== INPUT MATERIAL

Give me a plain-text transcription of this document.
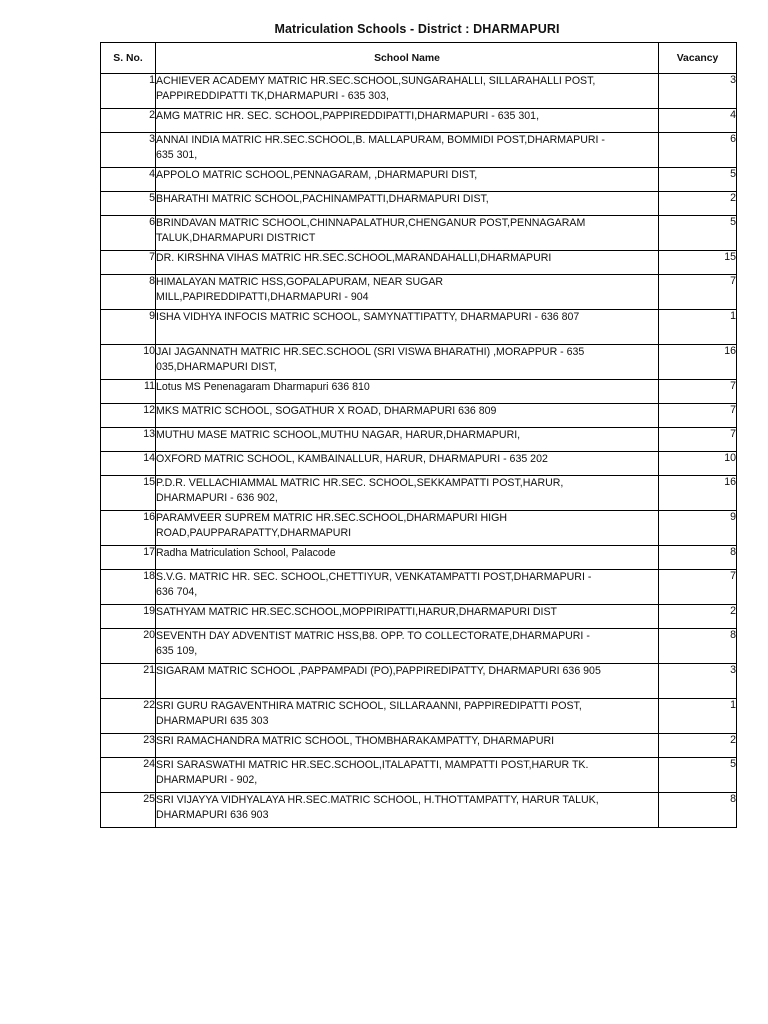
Matriculation Schools - District : DHARMAPURI
S. No.	School Name	Vacancy
1	ACHIEVER ACADEMY MATRIC HR.SEC.SCHOOL,SUNGARAHALLI, SILLARAHALLI POST, PAPPIREDDIPATTI TK,DHARMAPURI - 635 303,	3
2	AMG MATRIC HR. SEC. SCHOOL,PAPPIREDDIPATTI,DHARMAPURI - 635 301,	4
3	ANNAI INDIA MATRIC HR.SEC.SCHOOL,B. MALLAPURAM, BOMMIDI POST,DHARMAPURI - 635 301,	6
4	APPOLO MATRIC SCHOOL,PENNAGARAM, ,DHARMAPURI DIST,	5
5	BHARATHI MATRIC SCHOOL,PACHINAMPATTI,DHARMAPURI DIST,	2
6	BRINDAVAN MATRIC SCHOOL,CHINNAPALATHUR,CHENGANUR POST,PENNAGARAM TALUK,DHARMAPURI DISTRICT	5
7	DR. KIRSHNA VIHAS MATRIC HR.SEC.SCHOOL,MARANDAHALLI,DHARMAPURI	15
8	HIMALAYAN MATRIC HSS,GOPALAPURAM, NEAR SUGAR MILL,PAPIREDDIPATTI,DHARMAPURI - 904	7
9	ISHA VIDHYA INFOCIS MATRIC SCHOOL, SAMYNATTIPATTY, DHARMAPURI - 636 807	1
10	JAI JAGANNATH MATRIC HR.SEC.SCHOOL (SRI VISWA BHARATHI) ,MORAPPUR - 635 035,DHARMAPURI DIST,	16
11	Lotus MS Penenagaram Dharmapuri 636 810	7
12	MKS MATRIC SCHOOL, SOGATHUR X ROAD, DHARMAPURI 636 809	7
13	MUTHU MASE MATRIC SCHOOL,MUTHU NAGAR, HARUR,DHARMAPURI,	7
14	OXFORD MATRIC SCHOOL, KAMBAINALLUR, HARUR, DHARMAPURI - 635 202	10
15	P.D.R. VELLACHIAMMAL MATRIC HR.SEC. SCHOOL,SEKKAMPATTI POST,HARUR, DHARMAPURI - 636 902,	16
16	PARAMVEER SUPREM MATRIC HR.SEC.SCHOOL,DHARMAPURI HIGH ROAD,PAUPPARAPATTY,DHARMAPURI	9
17	Radha Matriculation School, Palacode	8
18	S.V.G. MATRIC HR. SEC. SCHOOL,CHETTIYUR, VENKATAMPATTI POST,DHARMAPURI - 636 704,	7
19	SATHYAM MATRIC HR.SEC.SCHOOL,MOPPIRIPATTI,HARUR,DHARMAPURI DIST	2
20	SEVENTH DAY ADVENTIST MATRIC HSS,B8. OPP. TO COLLECTORATE,DHARMAPURI - 635 109,	8
21	SIGARAM MATRIC SCHOOL ,PAPPAMPADI (PO),PAPPIREDIPATTY, DHARMAPURI 636 905	3
22	SRI GURU RAGAVENTHIRA MATRIC SCHOOL, SILLARAANNI, PAPPIREDIPATTI POST, DHARMAPURI 635 303	1
23	SRI RAMACHANDRA MATRIC SCHOOL, THOMBHARAKAMPATTY, DHARMAPURI	2
24	SRI SARASWATHI MATRIC HR.SEC.SCHOOL,ITALAPATTI, MAMPATTI POST,HARUR TK. DHARMAPURI - 902,	5
25	SRI VIJAYYA VIDHYALAYA HR.SEC.MATRIC SCHOOL, H.THOTTAMPATTY, HARUR TALUK, DHARMAPURI 636 903	8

====

All lines above with "ROAD" in them should be returned.

◆ SOLUTION FOR THIS PROBLEM ◆
12	MKS MATRIC SCHOOL, SOGATHUR X ROAD, DHARMAPURI 636 809	7
16	PARAMVEER SUPREM MATRIC HR.SEC.SCHOOL,DHARMAPURI HIGH ROAD,PAUPPARAPATTY,DHARMAPURI	9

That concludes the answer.